Tally the lines of the listing that contain the string "crossbar". Give the number and nothing else.

——

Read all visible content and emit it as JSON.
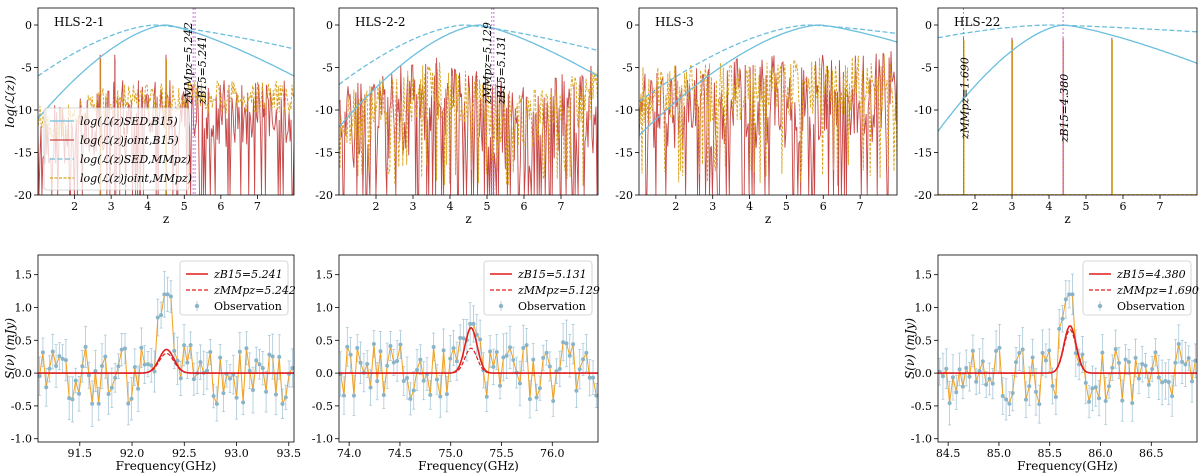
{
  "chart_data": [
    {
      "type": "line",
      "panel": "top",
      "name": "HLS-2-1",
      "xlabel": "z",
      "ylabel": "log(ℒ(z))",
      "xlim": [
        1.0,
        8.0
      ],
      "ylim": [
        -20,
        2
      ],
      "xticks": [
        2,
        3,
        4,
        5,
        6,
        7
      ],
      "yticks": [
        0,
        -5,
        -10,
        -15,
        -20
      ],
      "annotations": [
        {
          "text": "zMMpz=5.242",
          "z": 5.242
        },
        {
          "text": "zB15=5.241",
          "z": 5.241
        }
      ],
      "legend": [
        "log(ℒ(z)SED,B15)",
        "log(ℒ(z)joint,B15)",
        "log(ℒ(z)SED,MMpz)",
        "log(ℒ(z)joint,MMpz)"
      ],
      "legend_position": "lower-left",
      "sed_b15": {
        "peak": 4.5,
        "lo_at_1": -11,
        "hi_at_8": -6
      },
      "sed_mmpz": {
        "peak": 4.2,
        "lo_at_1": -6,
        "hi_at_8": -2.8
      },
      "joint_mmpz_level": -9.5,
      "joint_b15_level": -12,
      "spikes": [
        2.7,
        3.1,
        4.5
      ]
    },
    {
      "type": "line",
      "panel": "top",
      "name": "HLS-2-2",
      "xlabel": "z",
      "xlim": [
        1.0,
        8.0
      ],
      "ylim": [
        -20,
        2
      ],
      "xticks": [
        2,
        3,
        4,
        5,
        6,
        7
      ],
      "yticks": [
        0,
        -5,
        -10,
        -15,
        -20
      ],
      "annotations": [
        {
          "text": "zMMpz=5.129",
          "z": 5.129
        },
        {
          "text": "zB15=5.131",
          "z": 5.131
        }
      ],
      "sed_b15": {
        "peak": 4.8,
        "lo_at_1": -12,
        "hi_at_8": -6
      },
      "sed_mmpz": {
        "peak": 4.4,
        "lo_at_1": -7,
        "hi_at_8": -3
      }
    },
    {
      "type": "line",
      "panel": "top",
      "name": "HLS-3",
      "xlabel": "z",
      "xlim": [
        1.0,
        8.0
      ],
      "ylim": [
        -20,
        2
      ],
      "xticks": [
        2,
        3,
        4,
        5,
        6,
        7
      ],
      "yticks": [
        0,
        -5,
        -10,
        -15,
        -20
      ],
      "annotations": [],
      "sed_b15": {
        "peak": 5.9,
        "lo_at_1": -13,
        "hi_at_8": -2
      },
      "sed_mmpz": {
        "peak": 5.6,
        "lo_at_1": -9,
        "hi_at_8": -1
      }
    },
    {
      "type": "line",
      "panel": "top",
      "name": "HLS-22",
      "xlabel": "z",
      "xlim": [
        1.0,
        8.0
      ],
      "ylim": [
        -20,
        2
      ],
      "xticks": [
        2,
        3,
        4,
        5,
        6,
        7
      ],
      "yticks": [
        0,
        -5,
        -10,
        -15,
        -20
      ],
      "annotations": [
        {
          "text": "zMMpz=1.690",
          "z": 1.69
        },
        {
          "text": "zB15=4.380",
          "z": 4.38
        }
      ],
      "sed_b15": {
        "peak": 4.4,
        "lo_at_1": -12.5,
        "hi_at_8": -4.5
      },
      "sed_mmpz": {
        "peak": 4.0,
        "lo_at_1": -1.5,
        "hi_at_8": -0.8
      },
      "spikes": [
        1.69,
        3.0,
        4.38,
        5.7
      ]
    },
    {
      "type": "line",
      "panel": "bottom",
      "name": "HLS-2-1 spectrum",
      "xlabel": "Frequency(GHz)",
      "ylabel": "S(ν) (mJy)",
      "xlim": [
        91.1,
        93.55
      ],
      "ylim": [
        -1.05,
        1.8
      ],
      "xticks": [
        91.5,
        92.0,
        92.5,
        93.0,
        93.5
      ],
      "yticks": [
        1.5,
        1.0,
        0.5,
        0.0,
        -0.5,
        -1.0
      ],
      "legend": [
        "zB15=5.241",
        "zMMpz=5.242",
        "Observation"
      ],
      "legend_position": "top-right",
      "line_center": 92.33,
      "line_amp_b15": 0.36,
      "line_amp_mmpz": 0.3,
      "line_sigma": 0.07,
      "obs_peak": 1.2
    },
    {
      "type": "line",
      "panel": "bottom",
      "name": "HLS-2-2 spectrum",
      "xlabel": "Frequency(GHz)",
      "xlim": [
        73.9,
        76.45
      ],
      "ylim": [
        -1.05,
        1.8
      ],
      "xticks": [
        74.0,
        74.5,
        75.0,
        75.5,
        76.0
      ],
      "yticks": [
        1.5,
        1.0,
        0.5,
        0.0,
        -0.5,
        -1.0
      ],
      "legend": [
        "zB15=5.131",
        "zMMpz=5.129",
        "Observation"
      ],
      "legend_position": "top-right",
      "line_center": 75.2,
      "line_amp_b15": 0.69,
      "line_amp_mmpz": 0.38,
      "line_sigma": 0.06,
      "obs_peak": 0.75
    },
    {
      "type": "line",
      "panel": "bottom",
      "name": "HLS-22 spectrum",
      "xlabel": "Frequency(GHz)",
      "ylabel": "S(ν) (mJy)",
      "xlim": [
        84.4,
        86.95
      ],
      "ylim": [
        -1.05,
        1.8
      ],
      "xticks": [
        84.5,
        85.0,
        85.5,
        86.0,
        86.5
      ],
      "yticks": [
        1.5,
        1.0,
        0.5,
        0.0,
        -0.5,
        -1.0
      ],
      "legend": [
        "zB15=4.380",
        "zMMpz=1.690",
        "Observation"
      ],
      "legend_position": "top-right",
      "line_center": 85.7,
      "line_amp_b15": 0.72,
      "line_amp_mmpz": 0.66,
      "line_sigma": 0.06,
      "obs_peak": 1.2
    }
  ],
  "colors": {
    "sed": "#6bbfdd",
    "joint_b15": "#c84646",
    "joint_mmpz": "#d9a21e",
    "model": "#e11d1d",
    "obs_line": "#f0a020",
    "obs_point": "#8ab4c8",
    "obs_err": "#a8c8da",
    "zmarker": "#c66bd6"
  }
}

——

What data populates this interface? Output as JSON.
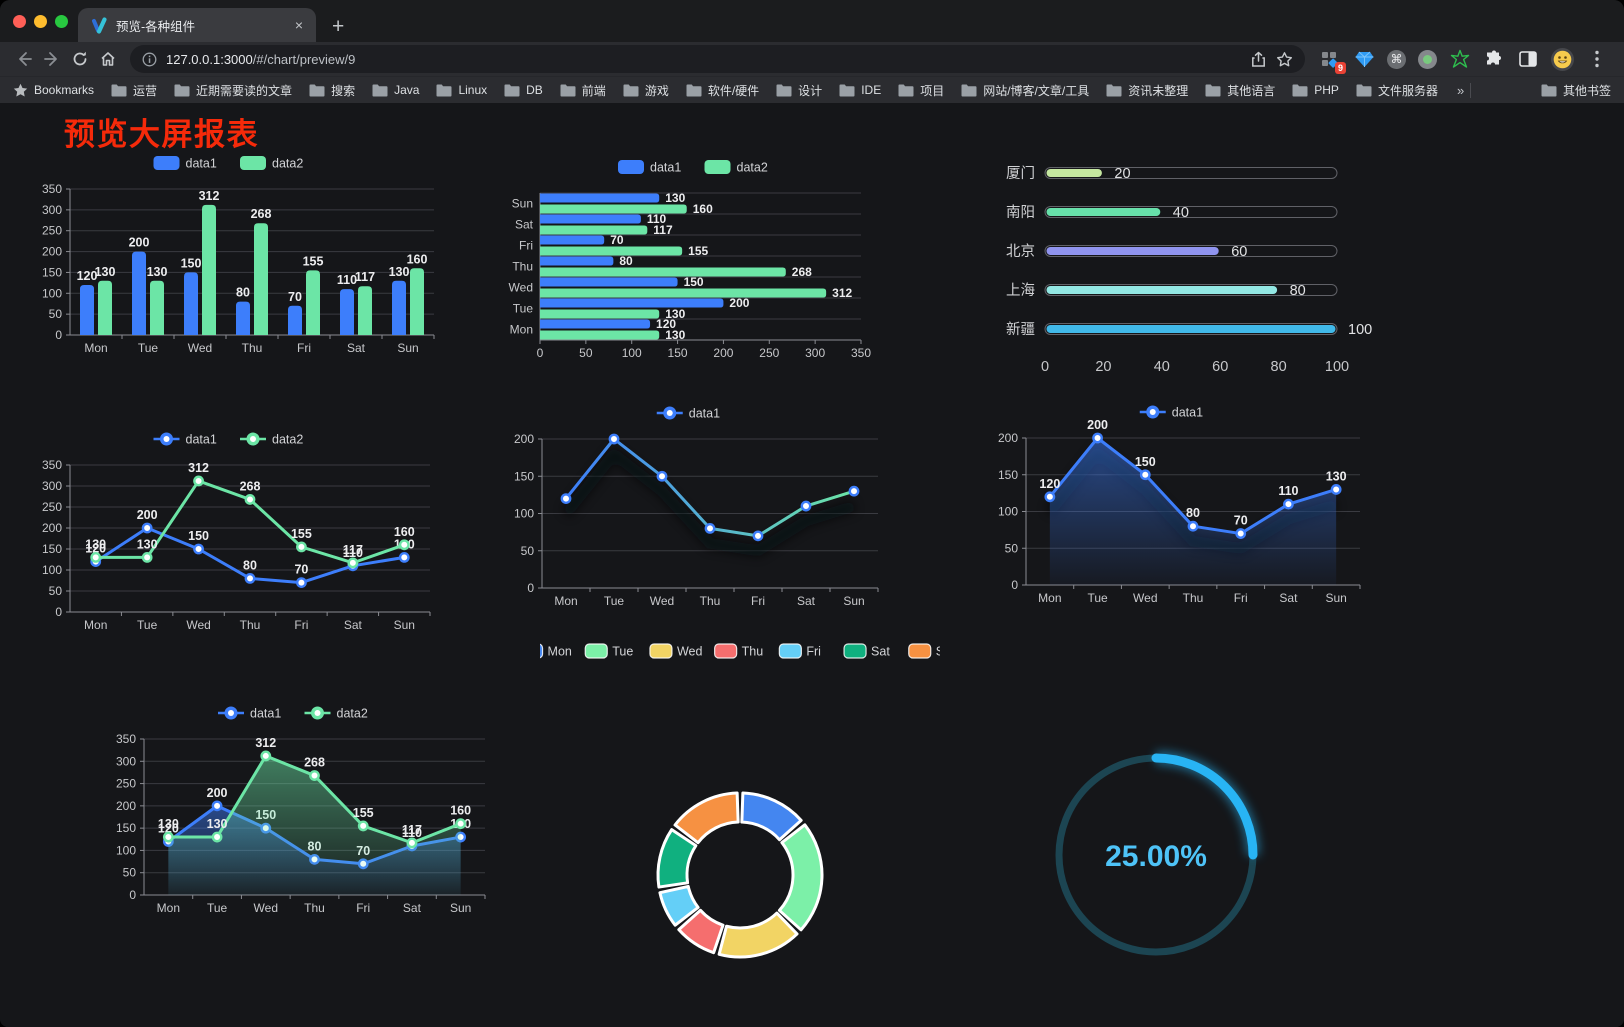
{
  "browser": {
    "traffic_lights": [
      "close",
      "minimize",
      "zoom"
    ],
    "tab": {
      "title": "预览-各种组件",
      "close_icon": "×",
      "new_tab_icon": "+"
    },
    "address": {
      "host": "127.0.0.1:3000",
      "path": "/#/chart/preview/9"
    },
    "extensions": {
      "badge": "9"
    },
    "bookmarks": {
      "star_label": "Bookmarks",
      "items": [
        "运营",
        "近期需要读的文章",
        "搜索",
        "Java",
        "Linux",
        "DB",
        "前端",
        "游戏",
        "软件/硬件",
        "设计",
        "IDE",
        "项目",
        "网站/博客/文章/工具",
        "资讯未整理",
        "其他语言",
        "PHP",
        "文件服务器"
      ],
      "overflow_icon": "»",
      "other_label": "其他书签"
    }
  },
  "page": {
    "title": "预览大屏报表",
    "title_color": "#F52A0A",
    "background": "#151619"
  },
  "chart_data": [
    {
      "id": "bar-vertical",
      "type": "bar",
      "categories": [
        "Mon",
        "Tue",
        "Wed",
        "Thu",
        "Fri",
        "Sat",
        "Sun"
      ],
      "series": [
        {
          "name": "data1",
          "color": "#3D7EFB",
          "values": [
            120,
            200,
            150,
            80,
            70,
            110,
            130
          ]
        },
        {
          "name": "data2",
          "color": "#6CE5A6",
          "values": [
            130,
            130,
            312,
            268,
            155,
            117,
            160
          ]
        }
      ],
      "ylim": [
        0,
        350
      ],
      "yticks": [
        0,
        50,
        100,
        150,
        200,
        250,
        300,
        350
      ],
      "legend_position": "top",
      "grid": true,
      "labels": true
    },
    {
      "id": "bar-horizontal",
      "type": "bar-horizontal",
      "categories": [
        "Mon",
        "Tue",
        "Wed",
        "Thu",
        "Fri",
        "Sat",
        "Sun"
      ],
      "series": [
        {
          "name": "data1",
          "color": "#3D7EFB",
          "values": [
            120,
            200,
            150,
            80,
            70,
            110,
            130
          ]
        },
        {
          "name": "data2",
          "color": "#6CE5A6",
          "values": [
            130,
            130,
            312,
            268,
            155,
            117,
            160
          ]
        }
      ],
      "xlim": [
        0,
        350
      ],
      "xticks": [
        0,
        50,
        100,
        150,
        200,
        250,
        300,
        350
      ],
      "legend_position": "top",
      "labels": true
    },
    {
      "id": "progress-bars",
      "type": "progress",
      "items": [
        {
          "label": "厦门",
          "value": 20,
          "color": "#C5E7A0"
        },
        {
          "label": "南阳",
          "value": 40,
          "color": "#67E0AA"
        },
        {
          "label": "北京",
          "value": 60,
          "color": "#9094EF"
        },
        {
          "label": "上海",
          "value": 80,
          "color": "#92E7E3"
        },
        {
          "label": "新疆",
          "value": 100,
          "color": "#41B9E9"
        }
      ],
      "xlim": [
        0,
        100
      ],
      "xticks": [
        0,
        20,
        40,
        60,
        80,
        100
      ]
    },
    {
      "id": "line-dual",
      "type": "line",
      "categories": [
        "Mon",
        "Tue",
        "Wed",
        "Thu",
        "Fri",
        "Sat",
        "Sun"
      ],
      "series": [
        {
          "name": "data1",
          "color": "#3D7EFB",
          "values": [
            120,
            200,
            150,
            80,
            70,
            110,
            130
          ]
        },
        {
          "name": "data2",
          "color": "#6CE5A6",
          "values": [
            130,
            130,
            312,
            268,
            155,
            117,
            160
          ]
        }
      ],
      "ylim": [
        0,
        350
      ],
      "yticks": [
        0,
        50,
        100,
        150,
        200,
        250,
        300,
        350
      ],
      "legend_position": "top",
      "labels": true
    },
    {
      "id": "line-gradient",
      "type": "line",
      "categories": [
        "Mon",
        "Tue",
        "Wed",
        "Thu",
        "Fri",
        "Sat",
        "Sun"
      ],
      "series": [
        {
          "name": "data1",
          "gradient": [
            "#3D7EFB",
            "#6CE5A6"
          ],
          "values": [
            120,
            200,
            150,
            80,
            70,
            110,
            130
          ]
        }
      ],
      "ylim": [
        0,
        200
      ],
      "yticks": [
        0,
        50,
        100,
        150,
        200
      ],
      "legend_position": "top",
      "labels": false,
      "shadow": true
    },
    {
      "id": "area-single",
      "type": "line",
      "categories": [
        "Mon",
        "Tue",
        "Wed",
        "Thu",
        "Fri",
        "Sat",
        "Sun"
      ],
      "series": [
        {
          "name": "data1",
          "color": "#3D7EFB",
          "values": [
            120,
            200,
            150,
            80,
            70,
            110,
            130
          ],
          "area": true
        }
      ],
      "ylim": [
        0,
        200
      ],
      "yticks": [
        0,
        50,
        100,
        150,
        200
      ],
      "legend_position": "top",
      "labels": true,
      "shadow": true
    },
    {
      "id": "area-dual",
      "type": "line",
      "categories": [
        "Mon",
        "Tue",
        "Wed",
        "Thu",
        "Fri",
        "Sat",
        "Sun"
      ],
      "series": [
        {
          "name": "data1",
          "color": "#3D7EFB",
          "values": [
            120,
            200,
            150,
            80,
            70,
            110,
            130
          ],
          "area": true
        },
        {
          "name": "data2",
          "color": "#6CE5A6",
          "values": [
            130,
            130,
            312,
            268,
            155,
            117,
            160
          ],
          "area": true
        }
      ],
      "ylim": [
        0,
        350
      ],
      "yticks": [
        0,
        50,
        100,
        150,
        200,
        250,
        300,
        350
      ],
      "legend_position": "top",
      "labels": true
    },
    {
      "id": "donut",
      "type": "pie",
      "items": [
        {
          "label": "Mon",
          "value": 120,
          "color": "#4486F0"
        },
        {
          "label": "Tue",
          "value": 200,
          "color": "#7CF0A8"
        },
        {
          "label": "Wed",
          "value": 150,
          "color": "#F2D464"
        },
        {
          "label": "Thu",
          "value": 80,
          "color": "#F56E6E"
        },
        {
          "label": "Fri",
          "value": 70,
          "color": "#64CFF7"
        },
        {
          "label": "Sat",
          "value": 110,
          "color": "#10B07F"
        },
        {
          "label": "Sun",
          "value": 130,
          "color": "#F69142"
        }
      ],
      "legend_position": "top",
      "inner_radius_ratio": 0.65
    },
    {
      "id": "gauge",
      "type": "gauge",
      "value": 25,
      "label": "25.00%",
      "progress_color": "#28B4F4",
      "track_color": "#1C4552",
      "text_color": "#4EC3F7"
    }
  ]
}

——

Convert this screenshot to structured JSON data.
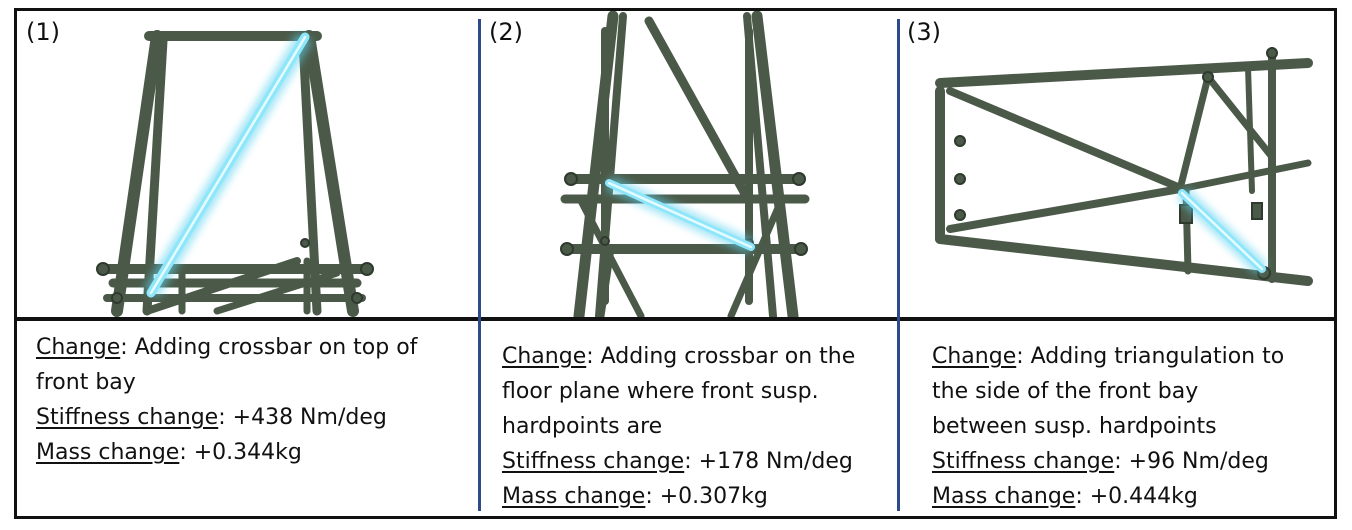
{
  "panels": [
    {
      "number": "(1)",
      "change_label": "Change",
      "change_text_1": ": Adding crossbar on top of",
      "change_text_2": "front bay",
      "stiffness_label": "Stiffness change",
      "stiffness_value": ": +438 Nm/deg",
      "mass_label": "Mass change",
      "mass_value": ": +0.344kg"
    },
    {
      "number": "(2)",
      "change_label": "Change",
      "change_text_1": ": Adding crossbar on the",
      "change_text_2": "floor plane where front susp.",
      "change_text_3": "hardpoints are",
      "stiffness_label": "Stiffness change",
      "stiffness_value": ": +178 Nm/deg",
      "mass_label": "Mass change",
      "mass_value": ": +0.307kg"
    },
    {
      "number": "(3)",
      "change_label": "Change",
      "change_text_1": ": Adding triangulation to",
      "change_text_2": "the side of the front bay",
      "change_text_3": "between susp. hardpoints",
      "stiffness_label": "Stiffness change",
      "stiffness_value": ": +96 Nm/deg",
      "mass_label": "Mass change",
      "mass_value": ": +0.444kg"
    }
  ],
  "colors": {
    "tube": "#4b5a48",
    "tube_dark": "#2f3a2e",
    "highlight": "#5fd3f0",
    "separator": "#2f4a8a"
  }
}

——

THE SOLUTION: 2